> _Brano fornito_:
● ● ●
La veglia nel parco Vittoria: grandi masse di cittadini cinesi di Hong Kong si sono comunque riuniti con candele, torce elettriche o luci dei loro cellulari. Esporre una candela alla propria finestra è, infatti, un altro modo per ricordare i caduti del 1989. Tienanmen stroncò le speranze di una riunificazione libera e pacifica di Hong Kong con il resto della Cina. Avvenne dopo 10 anni di riforme, le “Quattro modernizzazioni” (agricoltura, industria, scienza e difesa), promosse da Deng Xiaoping per uscire dall’incubo totalitario di Mao Zedong. La morte di uno dei comunisti più modernizzatori, Hu Yaobang, spinse studenti, operai, professionisti e intellettuali a chiedere apertamente anche la “quinta modernizzazione”: la democrazia, dunque la fine del monopolio politico del Partito Comunista. Dopo mesi di negoziati e tensione, alla fine Deng autorizzò l’uso della forza e l’esercito occupò la piazza Tienanmen, epicentro della protesta, anche con i carri armati. Il numero dei morti è tuttora ignoto, ma nell’ordine delle migliaia in una sola notte.
● ● ●
[Dati registrati]
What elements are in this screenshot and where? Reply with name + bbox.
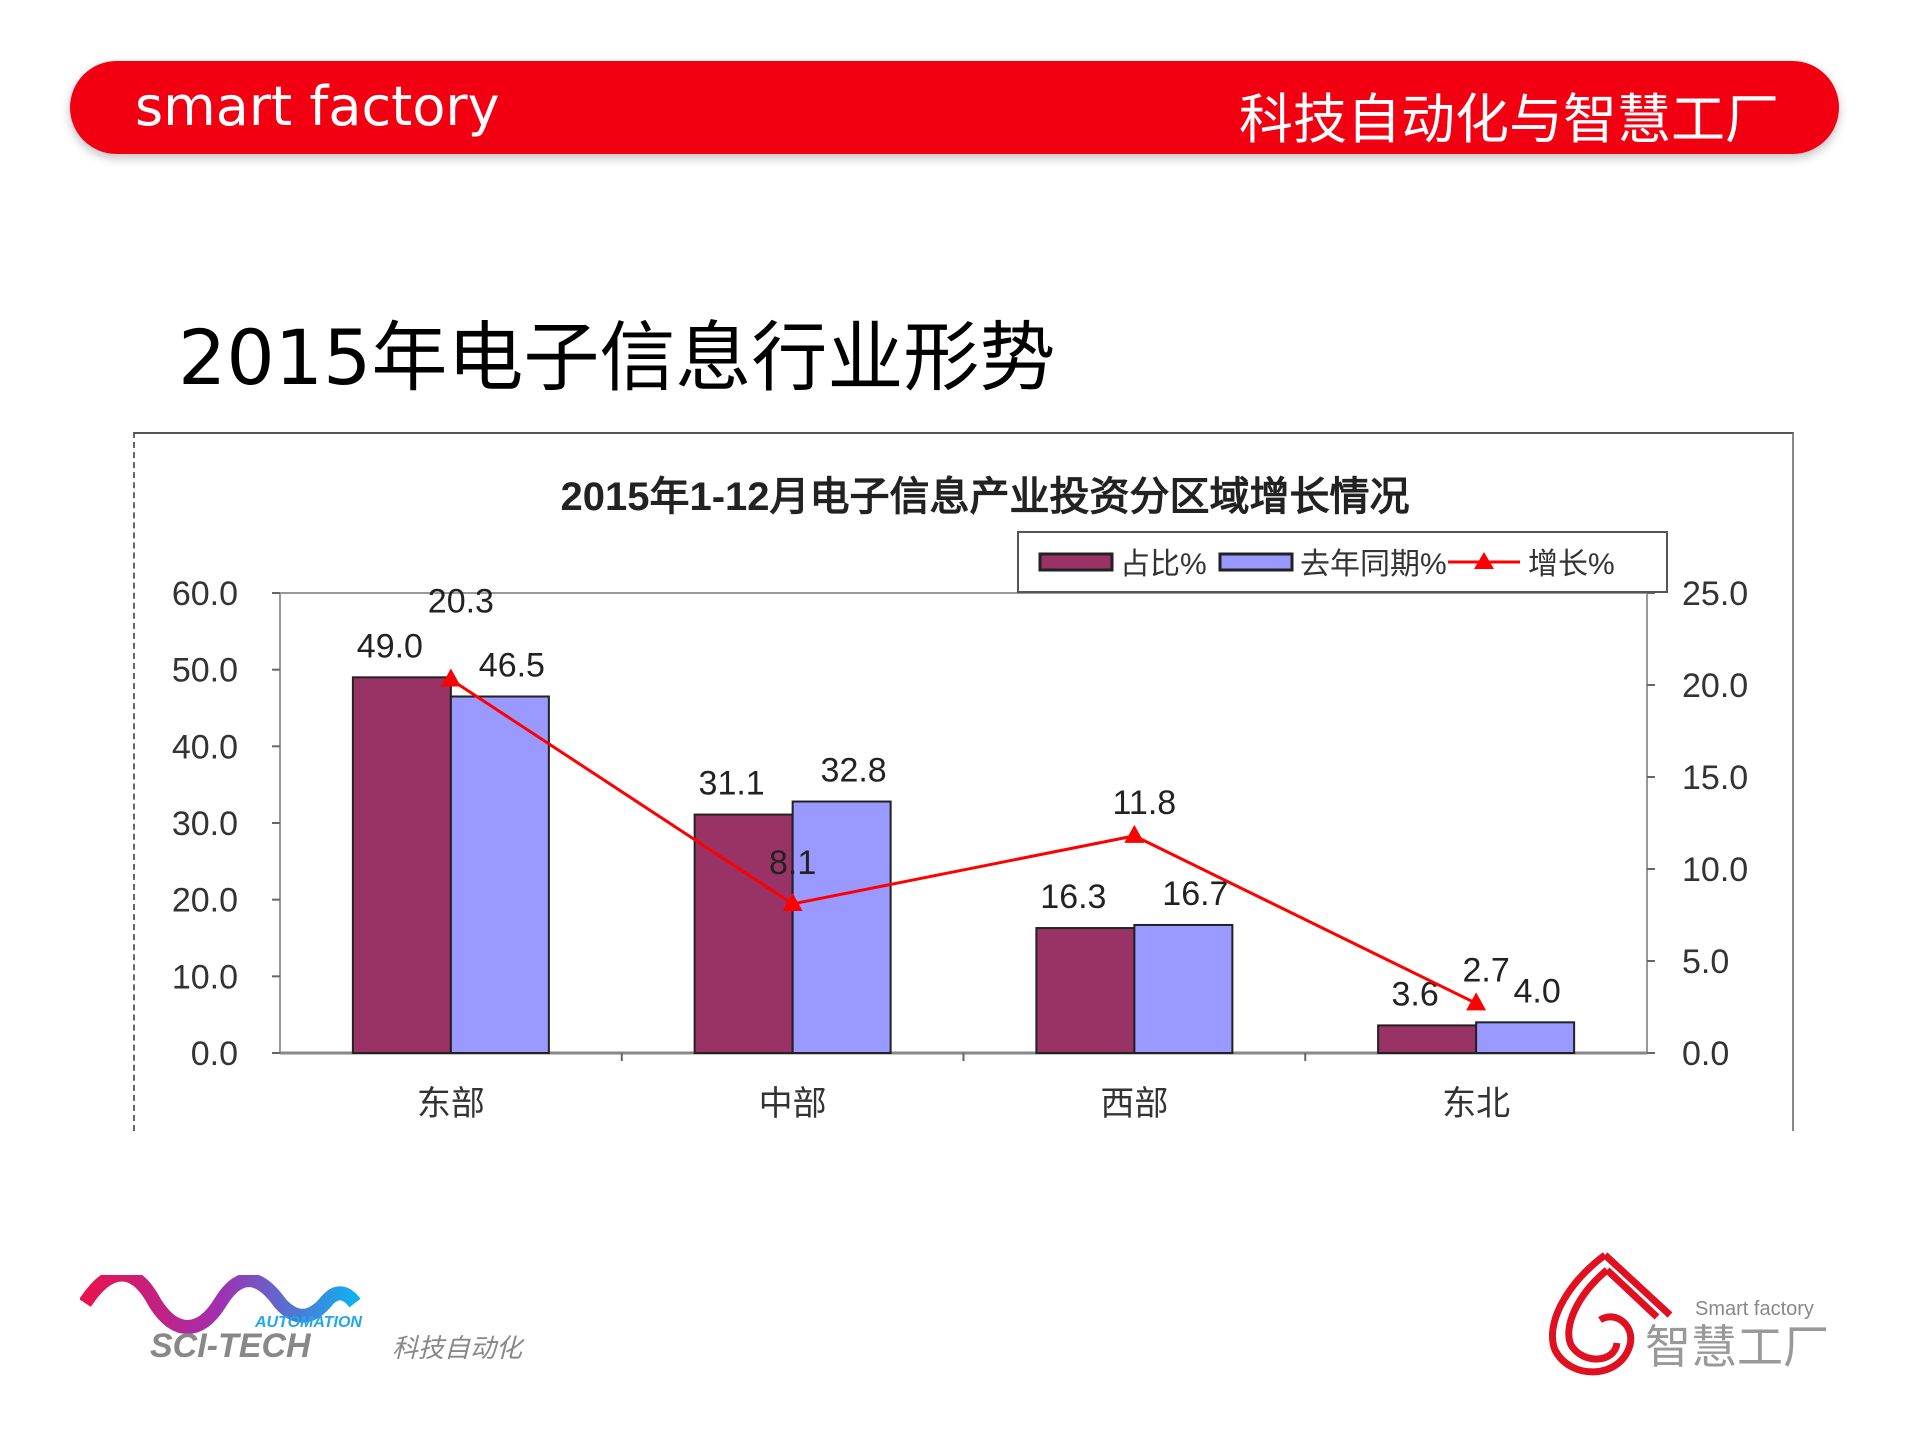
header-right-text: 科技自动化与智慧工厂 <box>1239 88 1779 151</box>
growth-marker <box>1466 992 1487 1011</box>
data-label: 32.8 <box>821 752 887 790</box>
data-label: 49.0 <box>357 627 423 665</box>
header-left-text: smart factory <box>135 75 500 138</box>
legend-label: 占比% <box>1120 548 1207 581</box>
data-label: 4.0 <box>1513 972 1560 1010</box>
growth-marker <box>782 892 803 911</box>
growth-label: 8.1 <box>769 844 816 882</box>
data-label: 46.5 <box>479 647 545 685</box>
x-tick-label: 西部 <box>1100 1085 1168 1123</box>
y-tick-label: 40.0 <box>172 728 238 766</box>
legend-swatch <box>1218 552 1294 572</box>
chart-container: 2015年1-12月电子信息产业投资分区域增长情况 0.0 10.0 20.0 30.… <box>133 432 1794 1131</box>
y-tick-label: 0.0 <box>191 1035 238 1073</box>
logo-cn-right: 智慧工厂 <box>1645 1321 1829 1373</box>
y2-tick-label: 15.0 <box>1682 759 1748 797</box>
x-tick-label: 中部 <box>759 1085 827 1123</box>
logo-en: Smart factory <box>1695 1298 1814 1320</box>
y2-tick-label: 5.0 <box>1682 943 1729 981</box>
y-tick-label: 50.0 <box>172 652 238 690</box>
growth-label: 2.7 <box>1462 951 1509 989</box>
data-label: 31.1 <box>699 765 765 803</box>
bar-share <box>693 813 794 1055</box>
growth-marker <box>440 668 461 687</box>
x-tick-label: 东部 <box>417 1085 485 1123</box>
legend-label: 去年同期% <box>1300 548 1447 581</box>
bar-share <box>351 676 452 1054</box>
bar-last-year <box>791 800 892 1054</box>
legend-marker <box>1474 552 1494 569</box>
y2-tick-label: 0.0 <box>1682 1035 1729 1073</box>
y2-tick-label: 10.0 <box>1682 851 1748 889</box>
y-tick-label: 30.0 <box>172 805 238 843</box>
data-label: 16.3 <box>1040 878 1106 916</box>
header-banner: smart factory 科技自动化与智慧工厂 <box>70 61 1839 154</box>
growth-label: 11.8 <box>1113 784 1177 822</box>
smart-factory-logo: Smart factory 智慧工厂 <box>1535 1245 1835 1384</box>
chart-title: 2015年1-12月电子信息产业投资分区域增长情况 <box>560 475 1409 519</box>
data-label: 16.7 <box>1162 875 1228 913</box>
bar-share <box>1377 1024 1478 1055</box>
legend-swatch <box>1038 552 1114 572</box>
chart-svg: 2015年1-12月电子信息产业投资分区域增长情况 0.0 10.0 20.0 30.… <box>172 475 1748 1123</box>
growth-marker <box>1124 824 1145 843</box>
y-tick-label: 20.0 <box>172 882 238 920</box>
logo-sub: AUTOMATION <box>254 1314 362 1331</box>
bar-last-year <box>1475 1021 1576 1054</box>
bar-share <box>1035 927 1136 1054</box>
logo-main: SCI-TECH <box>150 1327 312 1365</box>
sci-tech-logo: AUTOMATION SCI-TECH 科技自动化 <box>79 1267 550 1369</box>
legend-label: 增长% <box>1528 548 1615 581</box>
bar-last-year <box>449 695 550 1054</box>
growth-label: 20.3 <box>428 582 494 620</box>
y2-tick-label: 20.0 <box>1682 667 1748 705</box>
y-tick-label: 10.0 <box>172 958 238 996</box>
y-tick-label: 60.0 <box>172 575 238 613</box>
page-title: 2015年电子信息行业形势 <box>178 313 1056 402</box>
● ● ●
> _Compiti assegnati_:
[a] Nel brano su Tienanmen, la morte di quale dirigente comunista spinse studenti, operai, professionisti e intellettuali a chiedere la democrazia?
[b] Prosegui il brano su Tienanmen e Hong Kong dopo la sua ultima frase.
Le voci non hanno alcun legame con il brano.

> _Risposte ai compiti_:
[a] La morte di Hu Yaobang.

[b]
Malgrado sia diventato pericoloso, è stata commemorata questa giornata. Nel 2021 il primo arresto ha anticipato la manifestazione: Chow Hang Tung, vicepresidente della Hong Kong Alliance, organizzatrice dell’evento annuale. Il suo fondatore e presidente, il sindacalista e parlamentare Lee Cheuk-yan è già stato condannato a 10 mesi per aver organizzato una manifestazione non autorizzata nell’agosto del 2019. Albert Ho, direttore, ha anch’egli una condanna a 10 mesi, per lo stesso motivo. Sono stati eliminati dalla scena ancora prima dell’anniversario.
Chow Hang Tung, il giorno prima dell’arresto, essendo avvocato sapeva cosa le sarebbe capitato. «Sono pronta ad essere arrestata – aveva dichiarato alla stampa – Questa è Hong Kong, come è diventata ora. Se ti batti per la democrazia sotto un regime autoritario, essere arrestata è inevitabile. E lasciamo che mi arrestino. Sono pronta a pagare il prezzo della lotta per la democrazia». Niente a che vedere con noi italiani; loro hanno gli attributi!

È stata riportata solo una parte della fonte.